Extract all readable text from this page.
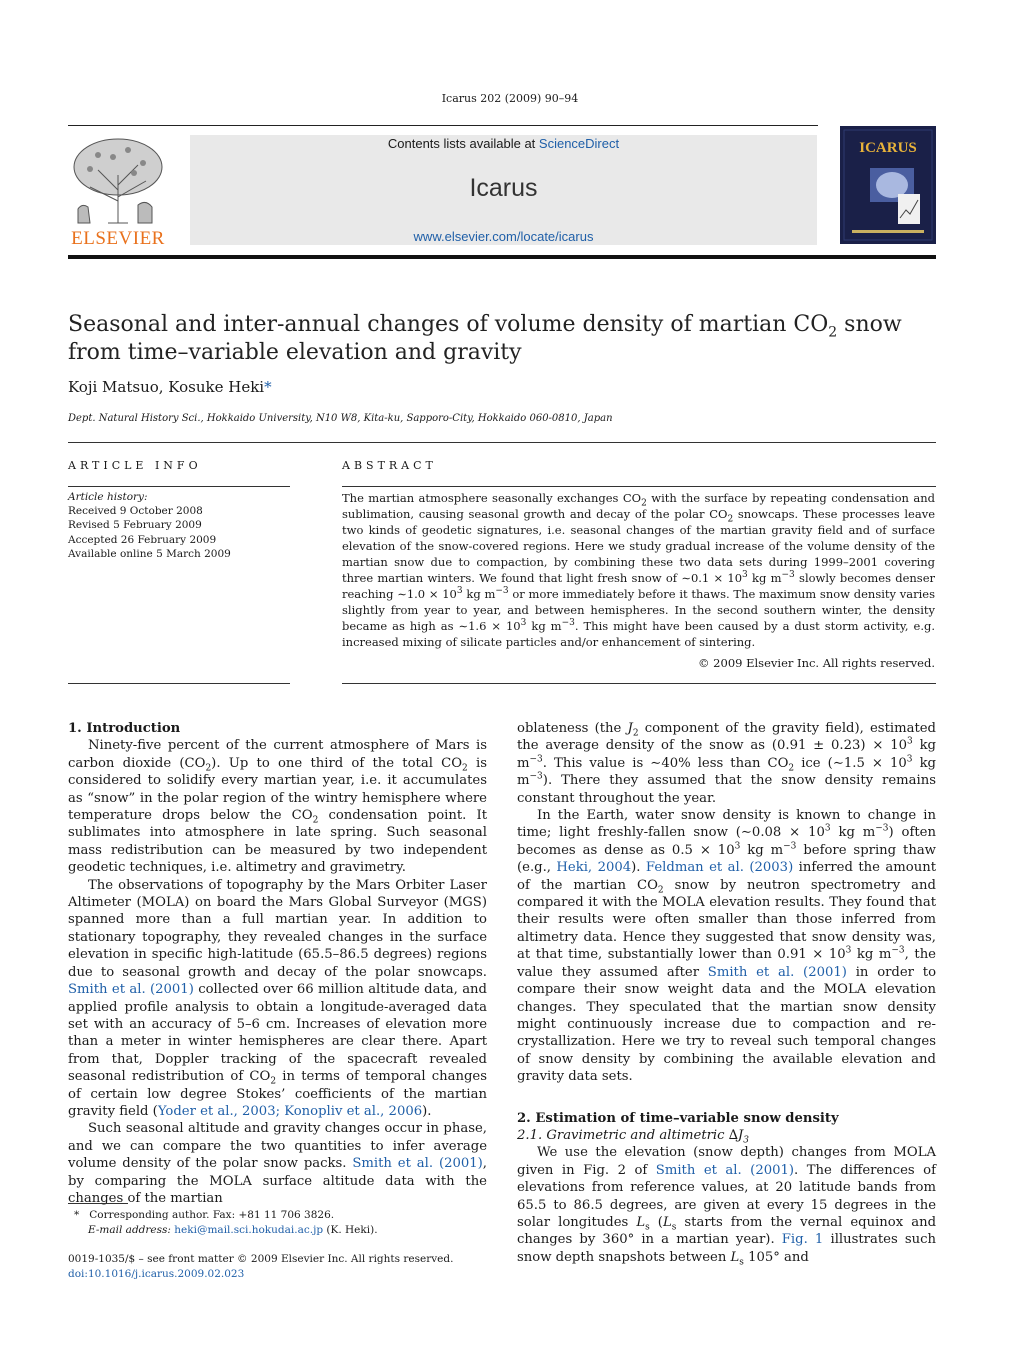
Icarus 202 (2009) 90–94
ELSEVIER
Contents lists available at ScienceDirect
Icarus
www.elsevier.com/locate/icarus
ICARUS
Seasonal and inter-annual changes of volume density of martian $CO_2$ snow
from time–variable elevation and gravity
Koji Matsuo, Kosuke Heki*
Dept. Natural History Sci., Hokkaido University, N10 W8, Kita-ku, Sapporo-City, Hokkaido 060-0810, Japan
ARTICLE INFO
Article history:
Received 9 October 2008
Revised 5 February 2009
Accepted 26 February 2009
Available online 5 March 2009
ABSTRACT

The martian atmosphere seasonally exchanges $CO_2$ with the surface by repeating condensation and sublimation, causing seasonal growth and decay of the polar $CO_2$ snowcaps. These processes leave two kinds of geodetic signatures, i.e. seasonal changes of the martian gravity field and of surface elevation of the snow-covered regions. Here we study gradual increase of the volume density of the martian snow due to compaction, by combining these two data sets during 1999–2001 covering three martian winters. We found that light fresh snow of ∼0.1 × $10^3$ kg $m^{-3}$ slowly becomes denser reaching ∼1.0 × $10^3$ kg $m^{-3}$ or more immediately before it thaws. The maximum snow density varies slightly from year to year, and between hemispheres. In the second southern winter, the density became as high as ∼1.6 × $10^3$ kg $m^{-3}$. This might have been caused by a dust storm activity, e.g. increased mixing of silicate particles and/or enhancement of sintering.

© 2009 Elsevier Inc. All rights reserved.

1. Introduction

Ninety-five percent of the current atmosphere of Mars is carbon dioxide $(CO_2)$. Up to one third of the total $CO_2$ is considered to solidify every martian year, i.e. it accumulates as “snow” in the polar region of the wintry hemisphere where temperature drops below the $CO_2$ condensation point. It sublimates into atmosphere in late spring. Such seasonal mass redistribution can be measured by two independent geodetic techniques, i.e. altimetry and gravimetry.

The observations of topography by the Mars Orbiter Laser Altimeter (MOLA) on board the Mars Global Surveyor (MGS) spanned more than a full martian year. In addition to stationary topography, they revealed changes in the surface elevation in specific high-latitude (65.5–86.5 degrees) regions due to seasonal growth and decay of the polar snowcaps. Smith et al. (2001) collected over 66 million altitude data, and applied profile analysis to obtain a longitude-averaged data set with an accuracy of 5–6 cm. Increases of elevation more than a meter in winter hemispheres are clear there. Apart from that, Doppler tracking of the spacecraft revealed seasonal redistribution of $CO_2$ in terms of temporal changes of certain low degree Stokes’ coefficients of the martian gravity field (Yoder et al., 2003; Konopliv et al., 2006).

Such seasonal altitude and gravity changes occur in phase, and we can compare the two quantities to infer average volume density of the polar snow packs. Smith et al. (2001), by comparing the MOLA surface altitude data with the changes of the martian

oblateness (the $J_2$ component of the gravity field), estimated the average density of the snow as $(0.91 \pm 0.23) \times 10^3$ kg $m^{-3}$. This value is ∼40% less than $CO_2$ ice (∼1.5 × $10^3$ kg $m^{-3}$). There they assumed that the snow density remains constant throughout the year.

In the Earth, water snow density is known to change in time; light freshly-fallen snow (∼0.08 × $10^3$ kg $m^{-3}$) often becomes as dense as $0.5 \times 10^3$ kg $m^{-3}$ before spring thaw (e.g., Heki, 2004). Feldman et al. (2003) inferred the amount of the martian $CO_2$ snow by neutron spectrometry and compared it with the MOLA elevation results. They found that their results were often smaller than those inferred from altimetry data. Hence they suggested that snow density was, at that time, substantially lower than $0.91 \times 10^3$ kg $m^{-3}$, the value they assumed after Smith et al. (2001) in order to compare their snow weight data and the MOLA elevation changes. They speculated that the martian snow density might continuously increase due to compaction and re-crystallization. Here we try to reveal such temporal changes of snow density by combining the available elevation and gravity data sets.

2. Estimation of time–variable snow density

2.1. Gravimetric and altimetric $\Delta J_3$

We use the elevation (snow depth) changes from MOLA given in Fig. 2 of Smith et al. (2001). The differences of elevations from reference values, at 20 latitude bands from 65.5 to 86.5 degrees, are given at every 15 degrees in the solar longitudes $L_s$ ($L_s$ starts from the vernal equinox and changes by 360° in a martian year). Fig. 1 illustrates such snow depth snapshots between $L_s$ 105° and

* Corresponding author. Fax: +81 11 706 3826.
E-mail address: heki@mail.sci.hokudai.ac.jp (K. Heki).
0019-1035/$ – see front matter © 2009 Elsevier Inc. All rights reserved.
doi:10.1016/j.icarus.2009.02.023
········
**WHAT NEEDS TO BE DONE:**
Which lines in the records above contain the string "rights"? Copy each one.

**CORRECT ANSWER:**
© 2009 Elsevier Inc. All rights reserved.
0019-1035/$ – see front matter © 2009 Elsevier Inc. All rights reserved.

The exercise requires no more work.